What to produce
Each entry below should be returned exactly as is, with the pictures removed.

______

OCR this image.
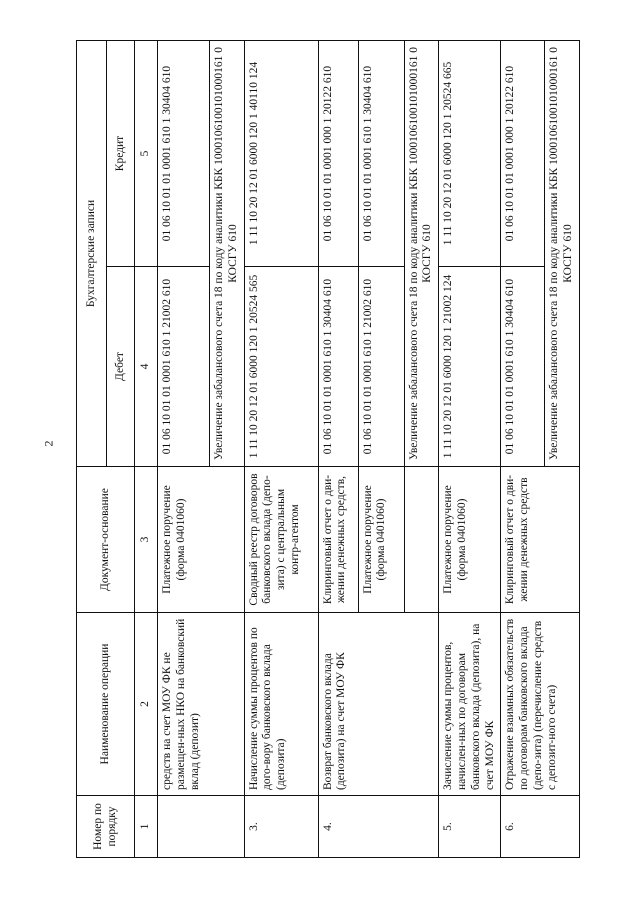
2
Номер по порядку	Наименование операции	Документ-основание	Бухгалтерские записи	
			Дебет	Кредит

1	2	3	4	5
	средств на счет МОУ ФК не размещен-ных НКО на банковский вклад (депозит)	Платежное поручение (форма 0401060)	01 06 10 01 01 0001 610 1 21002 610	01 06 10 01 01 0001 610 1 30404 610
			Увеличение забалансового счета 18 по коду аналитики КБК 1000106100101000161 0 КОСГУ 610	
3.	Начисление суммы процентов по дого-вору банковского вклада (депозита)	Сводный реестр договоров банковского вклада (депо-зита) с центральным контр-агентом	1 11 10 20 12 01 6000 120 1 20524 565	1 11 10 20 12 01 6000 120 1 40110 124
4.	Возврат банковского вклада (депозита) на счет МОУ ФК	Клиринговый отчет о дви-жении денежных средств,	01 06 10 01 01 0001 610 1 30404 610	01 06 10 01 01 0001 000 1 20122 610
		Платежное поручение (форма 0401060)	01 06 10 01 01 0001 610 1 21002 610	01 06 10 01 01 0001 610 1 30404 610
			Увеличение забалансового счета 18 по коду аналитики КБК 1000106100101000161 0 КОСГУ 610	
5.	Зачисление суммы процентов, начислен-ных по договорам банковского вклада (депозита), на счет МОУ ФК	Платежное поручение (форма 0401060)	1 11 10 20 12 01 6000 120 1 21002 124	1 11 10 20 12 01 6000 120 1 20524 665
6.	Отражение взаимных обязательств по договорам банковского вклада (депо-зита) (перечисление средств с депозит-ного счета)	Клиринговый отчет о дви-жении денежных средств	01 06 10 01 01 0001 610 1 30404 610	01 06 10 01 01 0001 000 1 20122 610
			Увеличение забалансового счета 18 по коду аналитики КБК 1000106100101000161 0 КОСГУ 610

______

Final result
OCR this image.
2
Номер по порядку	Наименование операции	Документ-основание	Бухгалтерские записи	
			Дебет	Кредит

1	2	3	4	5
	средств на счет МОУ ФК не размещен-ных НКО на банковский вклад (депозит)	Платежное поручение (форма 0401060)	01 06 10 01 01 0001 610 1 21002 610	01 06 10 01 01 0001 610 1 30404 610
			Увеличение забалансового счета 18 по коду аналитики КБК 1000106100101000161 0 КОСГУ 610	
3.	Начисление суммы процентов по дого-вору банковского вклада (депозита)	Сводный реестр договоров банковского вклада (депо-зита) с центральным контр-агентом	1 11 10 20 12 01 6000 120 1 20524 565	1 11 10 20 12 01 6000 120 1 40110 124
4.	Возврат банковского вклада (депозита) на счет МОУ ФК	Клиринговый отчет о дви-жении денежных средств,	01 06 10 01 01 0001 610 1 30404 610	01 06 10 01 01 0001 000 1 20122 610
		Платежное поручение (форма 0401060)	01 06 10 01 01 0001 610 1 21002 610	01 06 10 01 01 0001 610 1 30404 610
			Увеличение забалансового счета 18 по коду аналитики КБК 1000106100101000161 0 КОСГУ 610	
5.	Зачисление суммы процентов, начислен-ных по договорам банковского вклада (депозита), на счет МОУ ФК	Платежное поручение (форма 0401060)	1 11 10 20 12 01 6000 120 1 21002 124	1 11 10 20 12 01 6000 120 1 20524 665
6.	Отражение взаимных обязательств по договорам банковского вклада (депо-зита) (перечисление средств с депозит-ного счета)	Клиринговый отчет о дви-жении денежных средств	01 06 10 01 01 0001 610 1 30404 610	01 06 10 01 01 0001 000 1 20122 610
			Увеличение забалансового счета 18 по коду аналитики КБК 1000106100101000161 0 КОСГУ 610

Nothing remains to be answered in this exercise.